What is needed
Exactly reproduce each record listed below.
begin Data provided
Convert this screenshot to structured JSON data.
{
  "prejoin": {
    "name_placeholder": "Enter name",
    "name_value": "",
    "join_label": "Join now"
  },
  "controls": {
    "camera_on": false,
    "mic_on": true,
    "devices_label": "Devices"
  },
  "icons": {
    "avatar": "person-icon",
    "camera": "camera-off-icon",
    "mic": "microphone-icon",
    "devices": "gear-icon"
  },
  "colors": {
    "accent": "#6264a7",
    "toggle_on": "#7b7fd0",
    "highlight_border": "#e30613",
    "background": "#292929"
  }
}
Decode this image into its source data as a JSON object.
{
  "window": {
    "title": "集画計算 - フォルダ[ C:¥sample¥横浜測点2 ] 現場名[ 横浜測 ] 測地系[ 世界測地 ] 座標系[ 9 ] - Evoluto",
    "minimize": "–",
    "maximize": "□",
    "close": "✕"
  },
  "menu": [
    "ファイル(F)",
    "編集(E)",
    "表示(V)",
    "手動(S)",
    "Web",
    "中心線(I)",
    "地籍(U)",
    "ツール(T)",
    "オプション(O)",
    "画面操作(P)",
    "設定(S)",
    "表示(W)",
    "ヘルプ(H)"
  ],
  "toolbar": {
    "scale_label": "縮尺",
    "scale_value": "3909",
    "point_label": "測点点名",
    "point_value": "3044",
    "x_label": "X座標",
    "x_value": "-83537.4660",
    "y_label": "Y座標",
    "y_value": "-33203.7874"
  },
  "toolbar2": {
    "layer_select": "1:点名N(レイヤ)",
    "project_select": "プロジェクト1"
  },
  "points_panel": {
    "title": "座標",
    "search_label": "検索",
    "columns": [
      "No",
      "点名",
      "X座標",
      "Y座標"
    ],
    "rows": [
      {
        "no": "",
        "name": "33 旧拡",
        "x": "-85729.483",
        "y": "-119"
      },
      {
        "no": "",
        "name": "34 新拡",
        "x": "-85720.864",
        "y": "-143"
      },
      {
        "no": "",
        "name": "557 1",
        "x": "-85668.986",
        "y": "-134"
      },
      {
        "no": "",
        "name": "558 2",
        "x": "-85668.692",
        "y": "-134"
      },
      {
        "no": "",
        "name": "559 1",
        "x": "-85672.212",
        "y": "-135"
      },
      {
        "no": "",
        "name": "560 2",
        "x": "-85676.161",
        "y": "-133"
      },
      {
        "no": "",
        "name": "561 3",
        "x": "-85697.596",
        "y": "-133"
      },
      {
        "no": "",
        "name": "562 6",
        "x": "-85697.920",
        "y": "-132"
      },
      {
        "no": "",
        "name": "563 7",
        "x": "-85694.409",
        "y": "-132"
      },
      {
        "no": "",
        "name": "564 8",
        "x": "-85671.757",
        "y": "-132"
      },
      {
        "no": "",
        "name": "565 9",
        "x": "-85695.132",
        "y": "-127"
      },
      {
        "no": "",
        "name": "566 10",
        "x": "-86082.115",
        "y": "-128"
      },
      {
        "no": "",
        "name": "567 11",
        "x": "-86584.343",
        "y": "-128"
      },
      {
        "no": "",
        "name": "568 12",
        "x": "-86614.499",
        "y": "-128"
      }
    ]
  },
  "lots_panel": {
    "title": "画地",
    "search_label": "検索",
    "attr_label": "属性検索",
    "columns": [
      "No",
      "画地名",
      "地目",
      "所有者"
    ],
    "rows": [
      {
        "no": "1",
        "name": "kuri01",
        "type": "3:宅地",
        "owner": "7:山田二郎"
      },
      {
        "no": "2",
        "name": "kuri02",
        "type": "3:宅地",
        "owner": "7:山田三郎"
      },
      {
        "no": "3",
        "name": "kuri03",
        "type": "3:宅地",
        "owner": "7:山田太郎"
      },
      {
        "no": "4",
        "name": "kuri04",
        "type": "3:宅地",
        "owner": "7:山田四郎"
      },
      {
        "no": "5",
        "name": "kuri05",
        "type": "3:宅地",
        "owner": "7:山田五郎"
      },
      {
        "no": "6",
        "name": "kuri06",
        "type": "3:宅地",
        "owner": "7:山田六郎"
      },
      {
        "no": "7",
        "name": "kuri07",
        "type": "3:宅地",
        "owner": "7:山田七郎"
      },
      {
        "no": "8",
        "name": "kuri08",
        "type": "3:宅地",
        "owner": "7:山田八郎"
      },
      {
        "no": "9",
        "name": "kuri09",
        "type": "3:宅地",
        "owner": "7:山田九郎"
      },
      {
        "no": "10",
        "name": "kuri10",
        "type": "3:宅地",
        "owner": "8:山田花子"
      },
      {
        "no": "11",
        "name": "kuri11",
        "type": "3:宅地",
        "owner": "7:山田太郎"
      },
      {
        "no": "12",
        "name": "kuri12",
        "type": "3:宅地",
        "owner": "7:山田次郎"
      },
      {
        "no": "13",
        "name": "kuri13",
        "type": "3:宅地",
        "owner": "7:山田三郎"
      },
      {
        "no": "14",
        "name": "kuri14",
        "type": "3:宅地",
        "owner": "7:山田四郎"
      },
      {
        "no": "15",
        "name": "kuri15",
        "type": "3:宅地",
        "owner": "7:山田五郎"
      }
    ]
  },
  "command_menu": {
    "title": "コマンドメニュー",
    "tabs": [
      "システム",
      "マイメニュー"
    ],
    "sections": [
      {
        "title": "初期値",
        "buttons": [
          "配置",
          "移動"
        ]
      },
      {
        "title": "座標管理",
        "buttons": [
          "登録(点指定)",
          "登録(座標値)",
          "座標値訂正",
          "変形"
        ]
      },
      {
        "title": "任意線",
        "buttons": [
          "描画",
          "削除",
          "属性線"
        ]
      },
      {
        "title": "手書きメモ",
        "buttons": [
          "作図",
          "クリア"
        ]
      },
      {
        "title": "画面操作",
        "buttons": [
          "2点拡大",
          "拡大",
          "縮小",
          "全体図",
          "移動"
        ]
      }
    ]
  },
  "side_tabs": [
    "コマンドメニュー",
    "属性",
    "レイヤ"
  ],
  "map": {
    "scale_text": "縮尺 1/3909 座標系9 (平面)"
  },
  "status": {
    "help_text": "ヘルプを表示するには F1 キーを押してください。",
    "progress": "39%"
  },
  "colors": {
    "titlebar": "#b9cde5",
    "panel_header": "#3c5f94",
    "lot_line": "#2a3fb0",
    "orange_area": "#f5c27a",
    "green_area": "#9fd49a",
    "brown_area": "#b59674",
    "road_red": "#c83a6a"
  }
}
end Data provided
Problem solution
Convert this screenshot to structured JSON data.
{
  "prejoin": {
    "name_placeholder": "Enter name",
    "name_value": "",
    "join_label": "Join now"
  },
  "controls": {
    "camera_on": false,
    "mic_on": true,
    "devices_label": "Devices"
  },
  "icons": {
    "avatar": "person-icon",
    "camera": "camera-off-icon",
    "mic": "microphone-icon",
    "devices": "gear-icon"
  },
  "colors": {
    "accent": "#6264a7",
    "toggle_on": "#7b7fd0",
    "highlight_border": "#e30613",
    "background": "#292929"
  }
}
Decode this image into its source data as a JSON object.
{
  "window": {
    "title": "集画計算 - フォルダ[ C:¥sample¥横浜測点2 ] 現場名[ 横浜測 ] 測地系[ 世界測地 ] 座標系[ 9 ] - Evoluto",
    "minimize": "–",
    "maximize": "□",
    "close": "✕"
  },
  "menu": [
    "ファイル(F)",
    "編集(E)",
    "表示(V)",
    "手動(S)",
    "Web",
    "中心線(I)",
    "地籍(U)",
    "ツール(T)",
    "オプション(O)",
    "画面操作(P)",
    "設定(S)",
    "表示(W)",
    "ヘルプ(H)"
  ],
  "toolbar": {
    "scale_label": "縮尺",
    "scale_value": "3909",
    "point_label": "測点点名",
    "point_value": "3044",
    "x_label": "X座標",
    "x_value": "-83537.4660",
    "y_label": "Y座標",
    "y_value": "-33203.7874"
  },
  "toolbar2": {
    "layer_select": "1:点名N(レイヤ)",
    "project_select": "プロジェクト1"
  },
  "points_panel": {
    "title": "座標",
    "search_label": "検索",
    "columns": [
      "No",
      "点名",
      "X座標",
      "Y座標"
    ],
    "rows": [
      {
        "no": "",
        "name": "33 旧拡",
        "x": "-85729.483",
        "y": "-119"
      },
      {
        "no": "",
        "name": "34 新拡",
        "x": "-85720.864",
        "y": "-143"
      },
      {
        "no": "",
        "name": "557 1",
        "x": "-85668.986",
        "y": "-134"
      },
      {
        "no": "",
        "name": "558 2",
        "x": "-85668.692",
        "y": "-134"
      },
      {
        "no": "",
        "name": "559 1",
        "x": "-85672.212",
        "y": "-135"
      },
      {
        "no": "",
        "name": "560 2",
        "x": "-85676.161",
        "y": "-133"
      },
      {
        "no": "",
        "name": "561 3",
        "x": "-85697.596",
        "y": "-133"
      },
      {
        "no": "",
        "name": "562 6",
        "x": "-85697.920",
        "y": "-132"
      },
      {
        "no": "",
        "name": "563 7",
        "x": "-85694.409",
        "y": "-132"
      },
      {
        "no": "",
        "name": "564 8",
        "x": "-85671.757",
        "y": "-132"
      },
      {
        "no": "",
        "name": "565 9",
        "x": "-85695.132",
        "y": "-127"
      },
      {
        "no": "",
        "name": "566 10",
        "x": "-86082.115",
        "y": "-128"
      },
      {
        "no": "",
        "name": "567 11",
        "x": "-86584.343",
        "y": "-128"
      },
      {
        "no": "",
        "name": "568 12",
        "x": "-86614.499",
        "y": "-128"
      }
    ]
  },
  "lots_panel": {
    "title": "画地",
    "search_label": "検索",
    "attr_label": "属性検索",
    "columns": [
      "No",
      "画地名",
      "地目",
      "所有者"
    ],
    "rows": [
      {
        "no": "1",
        "name": "kuri01",
        "type": "3:宅地",
        "owner": "7:山田二郎"
      },
      {
        "no": "2",
        "name": "kuri02",
        "type": "3:宅地",
        "owner": "7:山田三郎"
      },
      {
        "no": "3",
        "name": "kuri03",
        "type": "3:宅地",
        "owner": "7:山田太郎"
      },
      {
        "no": "4",
        "name": "kuri04",
        "type": "3:宅地",
        "owner": "7:山田四郎"
      },
      {
        "no": "5",
        "name": "kuri05",
        "type": "3:宅地",
        "owner": "7:山田五郎"
      },
      {
        "no": "6",
        "name": "kuri06",
        "type": "3:宅地",
        "owner": "7:山田六郎"
      },
      {
        "no": "7",
        "name": "kuri07",
        "type": "3:宅地",
        "owner": "7:山田七郎"
      },
      {
        "no": "8",
        "name": "kuri08",
        "type": "3:宅地",
        "owner": "7:山田八郎"
      },
      {
        "no": "9",
        "name": "kuri09",
        "type": "3:宅地",
        "owner": "7:山田九郎"
      },
      {
        "no": "10",
        "name": "kuri10",
        "type": "3:宅地",
        "owner": "8:山田花子"
      },
      {
        "no": "11",
        "name": "kuri11",
        "type": "3:宅地",
        "owner": "7:山田太郎"
      },
      {
        "no": "12",
        "name": "kuri12",
        "type": "3:宅地",
        "owner": "7:山田次郎"
      },
      {
        "no": "13",
        "name": "kuri13",
        "type": "3:宅地",
        "owner": "7:山田三郎"
      },
      {
        "no": "14",
        "name": "kuri14",
        "type": "3:宅地",
        "owner": "7:山田四郎"
      },
      {
        "no": "15",
        "name": "kuri15",
        "type": "3:宅地",
        "owner": "7:山田五郎"
      }
    ]
  },
  "command_menu": {
    "title": "コマンドメニュー",
    "tabs": [
      "システム",
      "マイメニュー"
    ],
    "sections": [
      {
        "title": "初期値",
        "buttons": [
          "配置",
          "移動"
        ]
      },
      {
        "title": "座標管理",
        "buttons": [
          "登録(点指定)",
          "登録(座標値)",
          "座標値訂正",
          "変形"
        ]
      },
      {
        "title": "任意線",
        "buttons": [
          "描画",
          "削除",
          "属性線"
        ]
      },
      {
        "title": "手書きメモ",
        "buttons": [
          "作図",
          "クリア"
        ]
      },
      {
        "title": "画面操作",
        "buttons": [
          "2点拡大",
          "拡大",
          "縮小",
          "全体図",
          "移動"
        ]
      }
    ]
  },
  "side_tabs": [
    "コマンドメニュー",
    "属性",
    "レイヤ"
  ],
  "map": {
    "scale_text": "縮尺 1/3909 座標系9 (平面)"
  },
  "status": {
    "help_text": "ヘルプを表示するには F1 キーを押してください。",
    "progress": "39%"
  },
  "colors": {
    "titlebar": "#b9cde5",
    "panel_header": "#3c5f94",
    "lot_line": "#2a3fb0",
    "orange_area": "#f5c27a",
    "green_area": "#9fd49a",
    "brown_area": "#b59674",
    "road_red": "#c83a6a"
  }
}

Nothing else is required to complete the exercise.